• _Exercise_
Please copy the material below word for word, from the line with "Give me the" to the line with "arrow-back-icon (18, 18, 34, 34)", including both of those lines. Leave the pictures out of your copy.

• _Records supplied_
## start

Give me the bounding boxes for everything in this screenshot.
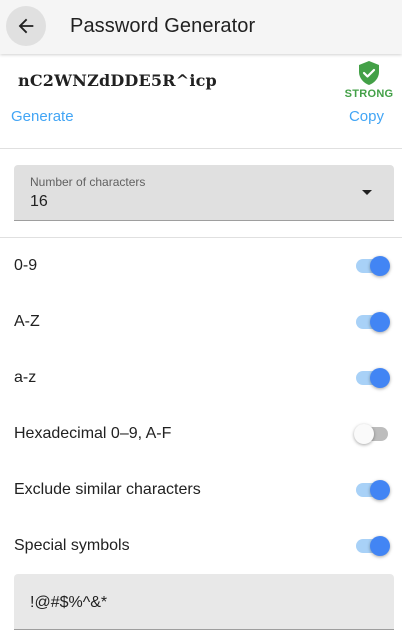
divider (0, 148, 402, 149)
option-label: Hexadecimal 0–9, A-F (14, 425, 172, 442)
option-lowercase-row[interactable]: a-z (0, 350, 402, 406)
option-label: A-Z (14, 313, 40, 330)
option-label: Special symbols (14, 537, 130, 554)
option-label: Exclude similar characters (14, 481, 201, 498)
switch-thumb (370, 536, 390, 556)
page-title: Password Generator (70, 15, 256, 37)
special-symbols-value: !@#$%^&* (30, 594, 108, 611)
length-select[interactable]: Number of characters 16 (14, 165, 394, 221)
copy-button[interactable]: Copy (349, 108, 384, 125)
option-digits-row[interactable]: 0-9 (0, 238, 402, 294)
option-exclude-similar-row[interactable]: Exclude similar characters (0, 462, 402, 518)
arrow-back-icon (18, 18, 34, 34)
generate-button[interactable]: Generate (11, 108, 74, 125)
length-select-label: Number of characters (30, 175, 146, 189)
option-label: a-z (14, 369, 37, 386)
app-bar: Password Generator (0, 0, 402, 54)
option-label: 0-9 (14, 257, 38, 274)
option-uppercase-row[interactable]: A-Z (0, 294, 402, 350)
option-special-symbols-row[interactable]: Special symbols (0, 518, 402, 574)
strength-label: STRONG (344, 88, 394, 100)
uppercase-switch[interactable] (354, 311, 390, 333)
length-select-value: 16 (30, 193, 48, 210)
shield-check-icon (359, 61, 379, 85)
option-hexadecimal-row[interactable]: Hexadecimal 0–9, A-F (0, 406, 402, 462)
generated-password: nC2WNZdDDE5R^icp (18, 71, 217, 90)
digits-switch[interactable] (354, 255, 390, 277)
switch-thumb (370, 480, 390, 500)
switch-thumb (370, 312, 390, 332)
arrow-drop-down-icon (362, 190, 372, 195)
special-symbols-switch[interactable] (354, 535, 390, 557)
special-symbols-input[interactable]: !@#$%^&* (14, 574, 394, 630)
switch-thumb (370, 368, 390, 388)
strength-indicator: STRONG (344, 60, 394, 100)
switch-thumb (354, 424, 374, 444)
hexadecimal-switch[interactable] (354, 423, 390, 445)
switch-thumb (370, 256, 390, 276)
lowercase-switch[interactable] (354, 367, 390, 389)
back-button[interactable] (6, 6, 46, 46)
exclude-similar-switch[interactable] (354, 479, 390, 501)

## end
## start

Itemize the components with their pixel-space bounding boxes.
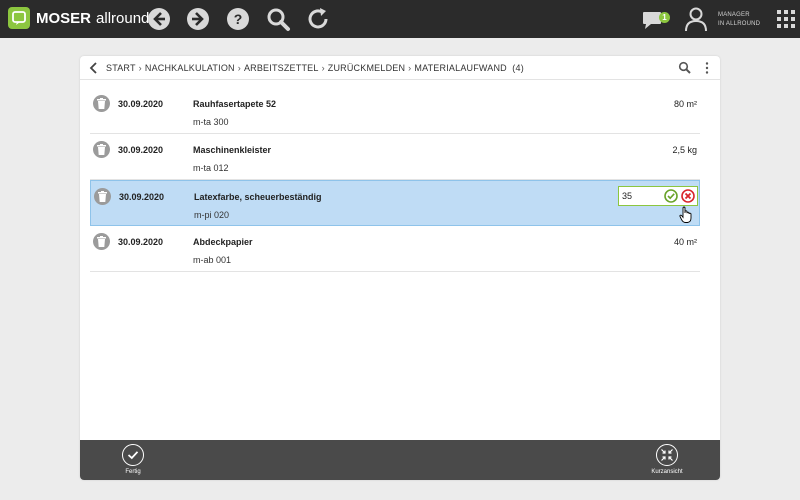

## end
## start

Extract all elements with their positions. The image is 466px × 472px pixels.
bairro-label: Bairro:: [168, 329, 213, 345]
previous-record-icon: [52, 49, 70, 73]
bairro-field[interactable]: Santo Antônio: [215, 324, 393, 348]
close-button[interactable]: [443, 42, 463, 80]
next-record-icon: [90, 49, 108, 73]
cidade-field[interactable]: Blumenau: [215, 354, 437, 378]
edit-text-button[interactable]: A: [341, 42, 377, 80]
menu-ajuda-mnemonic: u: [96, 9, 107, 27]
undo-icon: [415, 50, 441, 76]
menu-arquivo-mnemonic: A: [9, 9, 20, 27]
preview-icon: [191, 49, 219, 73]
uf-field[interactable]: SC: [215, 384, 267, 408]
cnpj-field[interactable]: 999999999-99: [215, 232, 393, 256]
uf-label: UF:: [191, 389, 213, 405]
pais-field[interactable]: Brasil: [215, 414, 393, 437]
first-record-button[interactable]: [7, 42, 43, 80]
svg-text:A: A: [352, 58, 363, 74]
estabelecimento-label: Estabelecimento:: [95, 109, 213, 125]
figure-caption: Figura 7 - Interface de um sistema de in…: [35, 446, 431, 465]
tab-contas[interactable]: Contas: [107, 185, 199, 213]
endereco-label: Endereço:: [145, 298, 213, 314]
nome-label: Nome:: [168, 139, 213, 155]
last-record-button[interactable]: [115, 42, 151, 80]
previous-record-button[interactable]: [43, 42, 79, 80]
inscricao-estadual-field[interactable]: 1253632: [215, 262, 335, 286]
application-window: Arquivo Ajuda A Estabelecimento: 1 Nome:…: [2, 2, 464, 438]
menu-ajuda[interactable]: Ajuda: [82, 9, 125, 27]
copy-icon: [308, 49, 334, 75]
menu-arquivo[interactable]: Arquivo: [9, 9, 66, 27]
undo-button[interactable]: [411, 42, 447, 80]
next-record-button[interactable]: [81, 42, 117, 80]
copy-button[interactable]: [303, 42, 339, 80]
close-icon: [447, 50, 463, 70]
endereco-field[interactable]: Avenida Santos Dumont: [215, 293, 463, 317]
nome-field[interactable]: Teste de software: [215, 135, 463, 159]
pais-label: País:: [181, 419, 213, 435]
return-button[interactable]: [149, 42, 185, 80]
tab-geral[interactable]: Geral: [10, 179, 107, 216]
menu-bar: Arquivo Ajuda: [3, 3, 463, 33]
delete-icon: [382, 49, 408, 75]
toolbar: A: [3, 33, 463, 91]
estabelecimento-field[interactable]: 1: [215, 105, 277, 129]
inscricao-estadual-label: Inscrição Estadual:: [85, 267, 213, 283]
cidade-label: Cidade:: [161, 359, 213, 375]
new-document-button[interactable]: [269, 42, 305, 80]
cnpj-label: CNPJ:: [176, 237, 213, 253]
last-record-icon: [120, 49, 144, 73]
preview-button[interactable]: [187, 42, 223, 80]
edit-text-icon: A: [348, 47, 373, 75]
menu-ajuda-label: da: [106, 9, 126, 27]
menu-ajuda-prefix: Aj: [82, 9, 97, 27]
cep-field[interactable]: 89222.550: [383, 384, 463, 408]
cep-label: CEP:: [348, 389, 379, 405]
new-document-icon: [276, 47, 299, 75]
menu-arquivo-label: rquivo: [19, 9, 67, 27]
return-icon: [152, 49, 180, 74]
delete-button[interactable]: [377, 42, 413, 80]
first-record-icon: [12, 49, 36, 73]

## end

• _Output for this task_
Give me the bounding boxes for everything in this screenshot.
divider (0, 148, 402, 149)
option-label: Hexadecimal 0–9, A-F (14, 425, 172, 442)
option-lowercase-row[interactable]: a-z (0, 350, 402, 406)
option-label: A-Z (14, 313, 40, 330)
option-label: Special symbols (14, 537, 130, 554)
option-label: Exclude similar characters (14, 481, 201, 498)
switch-thumb (370, 536, 390, 556)
page-title: Password Generator (70, 15, 256, 37)
special-symbols-value: !@#$%^&* (30, 594, 108, 611)
length-select[interactable]: Number of characters 16 (14, 165, 394, 221)
copy-button[interactable]: Copy (349, 108, 384, 125)
option-digits-row[interactable]: 0-9 (0, 238, 402, 294)
option-exclude-similar-row[interactable]: Exclude similar characters (0, 462, 402, 518)
arrow-back-icon (18, 18, 34, 34)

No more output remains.